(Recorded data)
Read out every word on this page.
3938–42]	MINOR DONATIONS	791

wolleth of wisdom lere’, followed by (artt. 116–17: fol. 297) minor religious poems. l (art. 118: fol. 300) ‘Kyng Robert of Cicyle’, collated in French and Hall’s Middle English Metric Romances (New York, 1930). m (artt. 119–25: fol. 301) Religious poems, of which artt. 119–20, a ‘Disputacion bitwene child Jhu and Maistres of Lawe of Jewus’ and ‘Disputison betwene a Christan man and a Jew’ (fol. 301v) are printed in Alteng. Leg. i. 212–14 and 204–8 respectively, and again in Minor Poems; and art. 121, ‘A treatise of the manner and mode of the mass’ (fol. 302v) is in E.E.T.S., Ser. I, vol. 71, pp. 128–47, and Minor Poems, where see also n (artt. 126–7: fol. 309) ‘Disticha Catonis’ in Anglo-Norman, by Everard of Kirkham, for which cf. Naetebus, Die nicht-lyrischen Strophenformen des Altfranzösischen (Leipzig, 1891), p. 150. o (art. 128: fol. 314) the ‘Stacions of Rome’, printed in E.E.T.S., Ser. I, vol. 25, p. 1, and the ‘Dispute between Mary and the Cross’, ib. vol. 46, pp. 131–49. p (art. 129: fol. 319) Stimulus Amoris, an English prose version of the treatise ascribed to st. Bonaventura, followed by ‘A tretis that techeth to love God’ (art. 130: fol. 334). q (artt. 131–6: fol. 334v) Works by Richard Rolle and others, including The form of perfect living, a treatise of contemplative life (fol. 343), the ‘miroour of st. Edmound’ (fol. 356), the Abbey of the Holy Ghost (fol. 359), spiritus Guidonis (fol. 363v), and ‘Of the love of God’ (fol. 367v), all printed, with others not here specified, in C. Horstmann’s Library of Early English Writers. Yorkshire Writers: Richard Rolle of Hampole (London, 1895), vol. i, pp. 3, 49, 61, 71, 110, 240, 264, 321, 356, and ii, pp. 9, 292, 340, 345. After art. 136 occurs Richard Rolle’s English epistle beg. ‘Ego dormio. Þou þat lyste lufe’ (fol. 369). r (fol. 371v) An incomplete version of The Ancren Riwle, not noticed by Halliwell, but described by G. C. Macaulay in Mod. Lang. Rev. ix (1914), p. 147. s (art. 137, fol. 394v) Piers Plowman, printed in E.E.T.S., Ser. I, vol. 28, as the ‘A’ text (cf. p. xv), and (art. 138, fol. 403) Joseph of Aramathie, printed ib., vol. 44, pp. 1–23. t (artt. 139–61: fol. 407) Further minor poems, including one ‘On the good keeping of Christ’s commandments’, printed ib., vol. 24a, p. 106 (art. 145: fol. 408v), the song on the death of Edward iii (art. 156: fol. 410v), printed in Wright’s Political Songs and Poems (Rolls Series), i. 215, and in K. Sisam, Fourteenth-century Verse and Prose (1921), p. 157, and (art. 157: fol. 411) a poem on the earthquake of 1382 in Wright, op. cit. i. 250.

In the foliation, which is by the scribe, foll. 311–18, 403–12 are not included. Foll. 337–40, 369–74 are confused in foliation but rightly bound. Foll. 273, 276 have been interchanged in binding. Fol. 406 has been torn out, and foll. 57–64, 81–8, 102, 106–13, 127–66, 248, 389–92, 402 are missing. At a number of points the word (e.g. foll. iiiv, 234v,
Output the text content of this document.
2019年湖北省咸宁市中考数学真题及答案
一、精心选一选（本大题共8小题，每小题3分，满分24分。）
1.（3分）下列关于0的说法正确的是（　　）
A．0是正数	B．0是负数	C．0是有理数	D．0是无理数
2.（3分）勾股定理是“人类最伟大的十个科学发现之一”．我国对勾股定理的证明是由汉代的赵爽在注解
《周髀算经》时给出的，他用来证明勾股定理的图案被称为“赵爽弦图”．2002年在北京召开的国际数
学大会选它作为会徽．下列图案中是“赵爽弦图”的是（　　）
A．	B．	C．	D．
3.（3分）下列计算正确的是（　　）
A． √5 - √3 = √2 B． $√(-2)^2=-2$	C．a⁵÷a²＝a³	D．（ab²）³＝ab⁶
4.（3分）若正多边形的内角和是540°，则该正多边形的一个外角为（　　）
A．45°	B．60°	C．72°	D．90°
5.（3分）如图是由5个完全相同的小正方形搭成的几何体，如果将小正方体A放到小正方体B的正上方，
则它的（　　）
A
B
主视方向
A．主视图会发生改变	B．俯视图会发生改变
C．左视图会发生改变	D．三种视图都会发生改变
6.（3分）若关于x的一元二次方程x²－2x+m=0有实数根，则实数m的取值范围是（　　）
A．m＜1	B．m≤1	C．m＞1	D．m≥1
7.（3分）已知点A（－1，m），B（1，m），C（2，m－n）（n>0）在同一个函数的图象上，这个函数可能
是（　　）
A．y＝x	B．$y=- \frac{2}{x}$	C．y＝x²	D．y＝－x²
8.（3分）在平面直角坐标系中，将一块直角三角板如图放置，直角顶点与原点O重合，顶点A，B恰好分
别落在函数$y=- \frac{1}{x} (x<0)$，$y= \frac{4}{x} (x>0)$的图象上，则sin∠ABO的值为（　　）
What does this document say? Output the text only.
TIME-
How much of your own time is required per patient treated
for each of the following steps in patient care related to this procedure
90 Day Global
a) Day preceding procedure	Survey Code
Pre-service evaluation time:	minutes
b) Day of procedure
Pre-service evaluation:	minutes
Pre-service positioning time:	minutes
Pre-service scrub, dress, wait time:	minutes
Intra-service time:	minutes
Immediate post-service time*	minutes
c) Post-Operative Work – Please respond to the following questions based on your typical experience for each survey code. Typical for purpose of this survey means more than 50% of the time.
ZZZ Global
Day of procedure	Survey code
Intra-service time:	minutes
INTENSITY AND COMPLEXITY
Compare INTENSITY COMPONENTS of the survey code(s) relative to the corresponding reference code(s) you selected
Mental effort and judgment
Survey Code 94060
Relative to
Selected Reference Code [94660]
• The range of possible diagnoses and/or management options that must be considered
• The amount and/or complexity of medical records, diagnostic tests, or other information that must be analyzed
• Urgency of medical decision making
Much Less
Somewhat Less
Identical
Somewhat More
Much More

EXERCISE INSTRUCTIONS:
From the listing above, extract every line exactly as it stands.

EXERCISE RESPONSE:
Read out every word on this page.
3938–42]	MINOR DONATIONS	791

wolleth of wisdom lere’, followed by (artt. 116–17: fol. 297) minor religious poems. l (art. 118: fol. 300) ‘Kyng Robert of Cicyle’, collated in French and Hall’s Middle English Metric Romances (New York, 1930). m (artt. 119–25: fol. 301) Religious poems, of which artt. 119–20, a ‘Disputacion bitwene child Jhu and Maistres of Lawe of Jewus’ and ‘Disputison betwene a Christan man and a Jew’ (fol. 301v) are printed in Alteng. Leg. i. 212–14 and 204–8 respectively, and again in Minor Poems; and art. 121, ‘A treatise of the manner and mode of the mass’ (fol. 302v) is in E.E.T.S., Ser. I, vol. 71, pp. 128–47, and Minor Poems, where see also n (artt. 126–7: fol. 309) ‘Disticha Catonis’ in Anglo-Norman, by Everard of Kirkham, for which cf. Naetebus, Die nicht-lyrischen Strophenformen des Altfranzösischen (Leipzig, 1891), p. 150. o (art. 128: fol. 314) the ‘Stacions of Rome’, printed in E.E.T.S., Ser. I, vol. 25, p. 1, and the ‘Dispute between Mary and the Cross’, ib. vol. 46, pp. 131–49. p (art. 129: fol. 319) Stimulus Amoris, an English prose version of the treatise ascribed to st. Bonaventura, followed by ‘A tretis that techeth to love God’ (art. 130: fol. 334). q (artt. 131–6: fol. 334v) Works by Richard Rolle and others, including The form of perfect living, a treatise of contemplative life (fol. 343), the ‘miroour of st. Edmound’ (fol. 356), the Abbey of the Holy Ghost (fol. 359), spiritus Guidonis (fol. 363v), and ‘Of the love of God’ (fol. 367v), all printed, with others not here specified, in C. Horstmann’s Library of Early English Writers. Yorkshire Writers: Richard Rolle of Hampole (London, 1895), vol. i, pp. 3, 49, 61, 71, 110, 240, 264, 321, 356, and ii, pp. 9, 292, 340, 345. After art. 136 occurs Richard Rolle’s English epistle beg. ‘Ego dormio. Þou þat lyste lufe’ (fol. 369). r (fol. 371v) An incomplete version of The Ancren Riwle, not noticed by Halliwell, but described by G. C. Macaulay in Mod. Lang. Rev. ix (1914), p. 147. s (art. 137, fol. 394v) Piers Plowman, printed in E.E.T.S., Ser. I, vol. 28, as the ‘A’ text (cf. p. xv), and (art. 138, fol. 403) Joseph of Aramathie, printed ib., vol. 44, pp. 1–23. t (artt. 139–61: fol. 407) Further minor poems, including one ‘On the good keeping of Christ’s commandments’, printed ib., vol. 24a, p. 106 (art. 145: fol. 408v), the song on the death of Edward iii (art. 156: fol. 410v), printed in Wright’s Political Songs and Poems (Rolls Series), i. 215, and in K. Sisam, Fourteenth-century Verse and Prose (1921), p. 157, and (art. 157: fol. 411) a poem on the earthquake of 1382 in Wright, op. cit. i. 250.

In the foliation, which is by the scribe, foll. 311–18, 403–12 are not included. Foll. 337–40, 369–74 are confused in foliation but rightly bound. Foll. 273, 276 have been interchanged in binding. Fol. 406 has been torn out, and foll. 57–64, 81–8, 102, 106–13, 127–66, 248, 389–92, 402 are missing. At a number of points the word (e.g. foll. iiiv, 234v,
Output the text content of this document.
2019年湖北省咸宁市中考数学真题及答案
一、精心选一选（本大题共8小题，每小题3分，满分24分。）
1.（3分）下列关于0的说法正确的是（　　）
A．0是正数	B．0是负数	C．0是有理数	D．0是无理数
2.（3分）勾股定理是“人类最伟大的十个科学发现之一”．我国对勾股定理的证明是由汉代的赵爽在注解
《周髀算经》时给出的，他用来证明勾股定理的图案被称为“赵爽弦图”．2002年在北京召开的国际数
学大会选它作为会徽．下列图案中是“赵爽弦图”的是（　　）
A．	B．	C．	D．
3.（3分）下列计算正确的是（　　）
A． √5 - √3 = √2 B． $√(-2)^2=-2$	C．a⁵÷a²＝a³	D．（ab²）³＝ab⁶
4.（3分）若正多边形的内角和是540°，则该正多边形的一个外角为（　　）
A．45°	B．60°	C．72°	D．90°
5.（3分）如图是由5个完全相同的小正方形搭成的几何体，如果将小正方体A放到小正方体B的正上方，
则它的（　　）
A
B
主视方向
A．主视图会发生改变	B．俯视图会发生改变
C．左视图会发生改变	D．三种视图都会发生改变
6.（3分）若关于x的一元二次方程x²－2x+m=0有实数根，则实数m的取值范围是（　　）
A．m＜1	B．m≤1	C．m＞1	D．m≥1
7.（3分）已知点A（－1，m），B（1，m），C（2，m－n）（n>0）在同一个函数的图象上，这个函数可能
是（　　）
A．y＝x	B．$y=- \frac{2}{x}$	C．y＝x²	D．y＝－x²
8.（3分）在平面直角坐标系中，将一块直角三角板如图放置，直角顶点与原点O重合，顶点A，B恰好分
别落在函数$y=- \frac{1}{x} (x<0)$，$y= \frac{4}{x} (x>0)$的图象上，则sin∠ABO的值为（　　）
What does this document say? Output the text only.
TIME-
How much of your own time is required per patient treated
for each of the following steps in patient care related to this procedure
90 Day Global
a) Day preceding procedure	Survey Code
Pre-service evaluation time:	minutes
b) Day of procedure
Pre-service evaluation:	minutes
Pre-service positioning time:	minutes
Pre-service scrub, dress, wait time:	minutes
Intra-service time:	minutes
Immediate post-service time*	minutes
c) Post-Operative Work – Please respond to the following questions based on your typical experience for each survey code. Typical for purpose of this survey means more than 50% of the time.
ZZZ Global
Day of procedure	Survey code
Intra-service time:	minutes
INTENSITY AND COMPLEXITY
Compare INTENSITY COMPONENTS of the survey code(s) relative to the corresponding reference code(s) you selected
Mental effort and judgment
Survey Code 94060
Relative to
Selected Reference Code [94660]
• The range of possible diagnoses and/or management options that must be considered
• The amount and/or complexity of medical records, diagnostic tests, or other information that must be analyzed
• Urgency of medical decision making
Much Less
Somewhat Less
Identical
Somewhat More
Much More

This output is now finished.